> The task:
Output all of the data below exactly as given.

> Material for this task:
+ + + +

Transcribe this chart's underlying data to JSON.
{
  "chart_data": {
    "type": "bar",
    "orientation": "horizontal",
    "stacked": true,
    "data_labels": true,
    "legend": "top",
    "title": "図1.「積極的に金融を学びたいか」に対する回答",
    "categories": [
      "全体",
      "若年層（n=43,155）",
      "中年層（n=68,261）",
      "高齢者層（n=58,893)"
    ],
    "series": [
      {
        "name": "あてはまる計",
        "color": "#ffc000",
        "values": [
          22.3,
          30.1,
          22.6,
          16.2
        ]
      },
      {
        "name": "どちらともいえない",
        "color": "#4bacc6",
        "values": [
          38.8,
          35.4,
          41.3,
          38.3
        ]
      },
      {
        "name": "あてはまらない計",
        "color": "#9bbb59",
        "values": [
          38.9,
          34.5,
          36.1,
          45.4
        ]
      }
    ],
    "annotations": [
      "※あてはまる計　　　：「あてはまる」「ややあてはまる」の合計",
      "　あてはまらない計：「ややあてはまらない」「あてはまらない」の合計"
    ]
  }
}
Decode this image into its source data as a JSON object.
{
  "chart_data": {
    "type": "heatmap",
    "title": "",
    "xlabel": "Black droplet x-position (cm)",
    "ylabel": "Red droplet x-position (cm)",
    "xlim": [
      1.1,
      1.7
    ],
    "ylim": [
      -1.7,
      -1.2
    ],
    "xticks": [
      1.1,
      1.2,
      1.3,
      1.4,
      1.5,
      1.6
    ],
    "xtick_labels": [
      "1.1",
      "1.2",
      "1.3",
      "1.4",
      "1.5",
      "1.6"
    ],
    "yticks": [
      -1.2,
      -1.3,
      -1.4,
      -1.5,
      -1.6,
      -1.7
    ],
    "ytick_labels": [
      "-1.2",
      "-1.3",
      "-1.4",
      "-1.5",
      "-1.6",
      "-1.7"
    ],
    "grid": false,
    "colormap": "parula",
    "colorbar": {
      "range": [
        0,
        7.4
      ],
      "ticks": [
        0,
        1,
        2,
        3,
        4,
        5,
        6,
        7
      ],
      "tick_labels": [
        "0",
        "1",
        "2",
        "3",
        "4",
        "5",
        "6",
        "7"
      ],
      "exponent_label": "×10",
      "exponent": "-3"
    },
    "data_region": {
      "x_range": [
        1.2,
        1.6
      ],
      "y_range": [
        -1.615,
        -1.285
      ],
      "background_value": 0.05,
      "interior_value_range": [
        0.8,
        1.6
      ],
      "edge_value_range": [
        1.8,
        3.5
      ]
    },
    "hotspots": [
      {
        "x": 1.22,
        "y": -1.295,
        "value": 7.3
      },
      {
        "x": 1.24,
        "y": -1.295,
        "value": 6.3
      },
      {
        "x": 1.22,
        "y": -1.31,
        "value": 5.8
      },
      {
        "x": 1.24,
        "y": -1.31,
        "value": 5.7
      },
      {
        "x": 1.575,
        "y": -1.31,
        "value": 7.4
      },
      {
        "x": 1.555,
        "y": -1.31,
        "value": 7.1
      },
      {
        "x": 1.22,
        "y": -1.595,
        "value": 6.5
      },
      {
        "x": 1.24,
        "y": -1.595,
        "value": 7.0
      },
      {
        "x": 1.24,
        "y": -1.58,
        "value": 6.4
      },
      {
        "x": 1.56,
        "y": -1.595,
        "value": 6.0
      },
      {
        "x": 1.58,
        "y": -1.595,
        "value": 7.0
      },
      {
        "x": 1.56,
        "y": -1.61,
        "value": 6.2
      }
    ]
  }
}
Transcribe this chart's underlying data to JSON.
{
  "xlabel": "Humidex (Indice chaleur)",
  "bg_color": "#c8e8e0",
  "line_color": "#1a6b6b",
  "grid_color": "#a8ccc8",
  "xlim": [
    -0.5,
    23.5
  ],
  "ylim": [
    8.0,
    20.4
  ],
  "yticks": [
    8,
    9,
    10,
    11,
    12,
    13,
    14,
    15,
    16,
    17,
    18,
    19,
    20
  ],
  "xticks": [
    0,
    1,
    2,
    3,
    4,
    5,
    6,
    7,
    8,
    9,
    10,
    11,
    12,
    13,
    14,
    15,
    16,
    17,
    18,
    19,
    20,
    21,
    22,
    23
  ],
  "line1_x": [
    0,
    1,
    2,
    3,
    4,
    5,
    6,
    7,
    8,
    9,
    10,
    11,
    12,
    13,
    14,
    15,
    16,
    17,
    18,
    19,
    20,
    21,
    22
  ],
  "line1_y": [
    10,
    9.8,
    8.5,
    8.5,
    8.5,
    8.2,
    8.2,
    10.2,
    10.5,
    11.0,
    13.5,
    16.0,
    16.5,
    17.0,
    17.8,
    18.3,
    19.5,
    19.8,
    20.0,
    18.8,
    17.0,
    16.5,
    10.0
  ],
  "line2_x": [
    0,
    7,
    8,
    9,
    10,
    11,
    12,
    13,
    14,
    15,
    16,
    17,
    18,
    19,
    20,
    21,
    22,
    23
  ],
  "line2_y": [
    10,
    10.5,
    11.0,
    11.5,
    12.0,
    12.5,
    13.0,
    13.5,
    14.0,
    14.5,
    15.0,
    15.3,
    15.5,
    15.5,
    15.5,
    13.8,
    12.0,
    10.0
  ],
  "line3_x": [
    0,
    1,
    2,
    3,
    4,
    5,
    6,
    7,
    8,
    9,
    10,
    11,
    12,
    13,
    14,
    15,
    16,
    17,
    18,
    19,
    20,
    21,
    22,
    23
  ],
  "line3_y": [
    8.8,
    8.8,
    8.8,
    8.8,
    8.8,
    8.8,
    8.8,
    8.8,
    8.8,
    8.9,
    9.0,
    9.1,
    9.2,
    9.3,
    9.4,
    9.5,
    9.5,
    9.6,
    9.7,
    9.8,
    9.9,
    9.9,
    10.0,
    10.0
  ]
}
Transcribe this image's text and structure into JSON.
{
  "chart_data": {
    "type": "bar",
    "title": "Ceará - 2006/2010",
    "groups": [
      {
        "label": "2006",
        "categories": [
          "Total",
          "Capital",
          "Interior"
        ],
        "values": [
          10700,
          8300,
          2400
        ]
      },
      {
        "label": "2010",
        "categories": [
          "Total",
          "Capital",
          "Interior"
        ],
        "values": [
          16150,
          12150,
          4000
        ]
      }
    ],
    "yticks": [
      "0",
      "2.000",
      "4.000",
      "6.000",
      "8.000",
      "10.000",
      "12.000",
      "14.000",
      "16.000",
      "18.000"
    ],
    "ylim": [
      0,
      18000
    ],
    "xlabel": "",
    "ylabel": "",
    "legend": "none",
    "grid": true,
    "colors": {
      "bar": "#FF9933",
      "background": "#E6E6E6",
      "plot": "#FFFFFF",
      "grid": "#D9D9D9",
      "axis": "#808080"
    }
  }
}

+ + + +

> Solution:
Transcribe this chart's underlying data to JSON.
{
  "chart_data": {
    "type": "bar",
    "orientation": "horizontal",
    "stacked": true,
    "data_labels": true,
    "legend": "top",
    "title": "図1.「積極的に金融を学びたいか」に対する回答",
    "categories": [
      "全体",
      "若年層（n=43,155）",
      "中年層（n=68,261）",
      "高齢者層（n=58,893)"
    ],
    "series": [
      {
        "name": "あてはまる計",
        "color": "#ffc000",
        "values": [
          22.3,
          30.1,
          22.6,
          16.2
        ]
      },
      {
        "name": "どちらともいえない",
        "color": "#4bacc6",
        "values": [
          38.8,
          35.4,
          41.3,
          38.3
        ]
      },
      {
        "name": "あてはまらない計",
        "color": "#9bbb59",
        "values": [
          38.9,
          34.5,
          36.1,
          45.4
        ]
      }
    ],
    "annotations": [
      "※あてはまる計　　　：「あてはまる」「ややあてはまる」の合計",
      "　あてはまらない計：「ややあてはまらない」「あてはまらない」の合計"
    ]
  }
}
Decode this image into its source data as a JSON object.
{
  "chart_data": {
    "type": "heatmap",
    "title": "",
    "xlabel": "Black droplet x-position (cm)",
    "ylabel": "Red droplet x-position (cm)",
    "xlim": [
      1.1,
      1.7
    ],
    "ylim": [
      -1.7,
      -1.2
    ],
    "xticks": [
      1.1,
      1.2,
      1.3,
      1.4,
      1.5,
      1.6
    ],
    "xtick_labels": [
      "1.1",
      "1.2",
      "1.3",
      "1.4",
      "1.5",
      "1.6"
    ],
    "yticks": [
      -1.2,
      -1.3,
      -1.4,
      -1.5,
      -1.6,
      -1.7
    ],
    "ytick_labels": [
      "-1.2",
      "-1.3",
      "-1.4",
      "-1.5",
      "-1.6",
      "-1.7"
    ],
    "grid": false,
    "colormap": "parula",
    "colorbar": {
      "range": [
        0,
        7.4
      ],
      "ticks": [
        0,
        1,
        2,
        3,
        4,
        5,
        6,
        7
      ],
      "tick_labels": [
        "0",
        "1",
        "2",
        "3",
        "4",
        "5",
        "6",
        "7"
      ],
      "exponent_label": "×10",
      "exponent": "-3"
    },
    "data_region": {
      "x_range": [
        1.2,
        1.6
      ],
      "y_range": [
        -1.615,
        -1.285
      ],
      "background_value": 0.05,
      "interior_value_range": [
        0.8,
        1.6
      ],
      "edge_value_range": [
        1.8,
        3.5
      ]
    },
    "hotspots": [
      {
        "x": 1.22,
        "y": -1.295,
        "value": 7.3
      },
      {
        "x": 1.24,
        "y": -1.295,
        "value": 6.3
      },
      {
        "x": 1.22,
        "y": -1.31,
        "value": 5.8
      },
      {
        "x": 1.24,
        "y": -1.31,
        "value": 5.7
      },
      {
        "x": 1.575,
        "y": -1.31,
        "value": 7.4
      },
      {
        "x": 1.555,
        "y": -1.31,
        "value": 7.1
      },
      {
        "x": 1.22,
        "y": -1.595,
        "value": 6.5
      },
      {
        "x": 1.24,
        "y": -1.595,
        "value": 7.0
      },
      {
        "x": 1.24,
        "y": -1.58,
        "value": 6.4
      },
      {
        "x": 1.56,
        "y": -1.595,
        "value": 6.0
      },
      {
        "x": 1.58,
        "y": -1.595,
        "value": 7.0
      },
      {
        "x": 1.56,
        "y": -1.61,
        "value": 6.2
      }
    ]
  }
}
Transcribe this chart's underlying data to JSON.
{
  "xlabel": "Humidex (Indice chaleur)",
  "bg_color": "#c8e8e0",
  "line_color": "#1a6b6b",
  "grid_color": "#a8ccc8",
  "xlim": [
    -0.5,
    23.5
  ],
  "ylim": [
    8.0,
    20.4
  ],
  "yticks": [
    8,
    9,
    10,
    11,
    12,
    13,
    14,
    15,
    16,
    17,
    18,
    19,
    20
  ],
  "xticks": [
    0,
    1,
    2,
    3,
    4,
    5,
    6,
    7,
    8,
    9,
    10,
    11,
    12,
    13,
    14,
    15,
    16,
    17,
    18,
    19,
    20,
    21,
    22,
    23
  ],
  "line1_x": [
    0,
    1,
    2,
    3,
    4,
    5,
    6,
    7,
    8,
    9,
    10,
    11,
    12,
    13,
    14,
    15,
    16,
    17,
    18,
    19,
    20,
    21,
    22
  ],
  "line1_y": [
    10,
    9.8,
    8.5,
    8.5,
    8.5,
    8.2,
    8.2,
    10.2,
    10.5,
    11.0,
    13.5,
    16.0,
    16.5,
    17.0,
    17.8,
    18.3,
    19.5,
    19.8,
    20.0,
    18.8,
    17.0,
    16.5,
    10.0
  ],
  "line2_x": [
    0,
    7,
    8,
    9,
    10,
    11,
    12,
    13,
    14,
    15,
    16,
    17,
    18,
    19,
    20,
    21,
    22,
    23
  ],
  "line2_y": [
    10,
    10.5,
    11.0,
    11.5,
    12.0,
    12.5,
    13.0,
    13.5,
    14.0,
    14.5,
    15.0,
    15.3,
    15.5,
    15.5,
    15.5,
    13.8,
    12.0,
    10.0
  ],
  "line3_x": [
    0,
    1,
    2,
    3,
    4,
    5,
    6,
    7,
    8,
    9,
    10,
    11,
    12,
    13,
    14,
    15,
    16,
    17,
    18,
    19,
    20,
    21,
    22,
    23
  ],
  "line3_y": [
    8.8,
    8.8,
    8.8,
    8.8,
    8.8,
    8.8,
    8.8,
    8.8,
    8.8,
    8.9,
    9.0,
    9.1,
    9.2,
    9.3,
    9.4,
    9.5,
    9.5,
    9.6,
    9.7,
    9.8,
    9.9,
    9.9,
    10.0,
    10.0
  ]
}
Transcribe this image's text and structure into JSON.
{
  "chart_data": {
    "type": "bar",
    "title": "Ceará - 2006/2010",
    "groups": [
      {
        "label": "2006",
        "categories": [
          "Total",
          "Capital",
          "Interior"
        ],
        "values": [
          10700,
          8300,
          2400
        ]
      },
      {
        "label": "2010",
        "categories": [
          "Total",
          "Capital",
          "Interior"
        ],
        "values": [
          16150,
          12150,
          4000
        ]
      }
    ],
    "yticks": [
      "0",
      "2.000",
      "4.000",
      "6.000",
      "8.000",
      "10.000",
      "12.000",
      "14.000",
      "16.000",
      "18.000"
    ],
    "ylim": [
      0,
      18000
    ],
    "xlabel": "",
    "ylabel": "",
    "legend": "none",
    "grid": true,
    "colors": {
      "bar": "#FF9933",
      "background": "#E6E6E6",
      "plot": "#FFFFFF",
      "grid": "#D9D9D9",
      "axis": "#808080"
    }
  }
}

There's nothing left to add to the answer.